* BEGIN *

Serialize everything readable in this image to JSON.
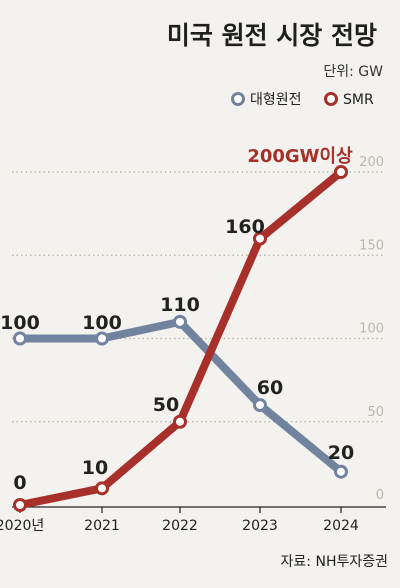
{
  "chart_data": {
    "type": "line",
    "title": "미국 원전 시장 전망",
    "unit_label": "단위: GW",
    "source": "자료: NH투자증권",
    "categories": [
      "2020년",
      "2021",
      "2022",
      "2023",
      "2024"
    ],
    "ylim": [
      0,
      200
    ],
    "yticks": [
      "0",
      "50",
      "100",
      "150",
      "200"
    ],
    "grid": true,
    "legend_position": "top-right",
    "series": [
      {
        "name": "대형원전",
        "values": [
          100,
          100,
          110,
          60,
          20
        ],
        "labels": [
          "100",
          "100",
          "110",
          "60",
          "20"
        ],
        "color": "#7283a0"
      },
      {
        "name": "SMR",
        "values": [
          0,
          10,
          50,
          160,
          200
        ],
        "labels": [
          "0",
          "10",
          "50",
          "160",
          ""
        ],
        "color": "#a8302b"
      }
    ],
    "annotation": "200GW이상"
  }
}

* END *

* Your instructions: Retype the entries word for word. Omit any images.

* Exercise response:
Serialize everything readable in this image to JSON.
{
  "chart_data": {
    "type": "line",
    "title": "미국 원전 시장 전망",
    "unit_label": "단위: GW",
    "source": "자료: NH투자증권",
    "categories": [
      "2020년",
      "2021",
      "2022",
      "2023",
      "2024"
    ],
    "ylim": [
      0,
      200
    ],
    "yticks": [
      "0",
      "50",
      "100",
      "150",
      "200"
    ],
    "grid": true,
    "legend_position": "top-right",
    "series": [
      {
        "name": "대형원전",
        "values": [
          100,
          100,
          110,
          60,
          20
        ],
        "labels": [
          "100",
          "100",
          "110",
          "60",
          "20"
        ],
        "color": "#7283a0"
      },
      {
        "name": "SMR",
        "values": [
          0,
          10,
          50,
          160,
          200
        ],
        "labels": [
          "0",
          "10",
          "50",
          "160",
          ""
        ],
        "color": "#a8302b"
      }
    ],
    "annotation": "200GW이상"
  }
}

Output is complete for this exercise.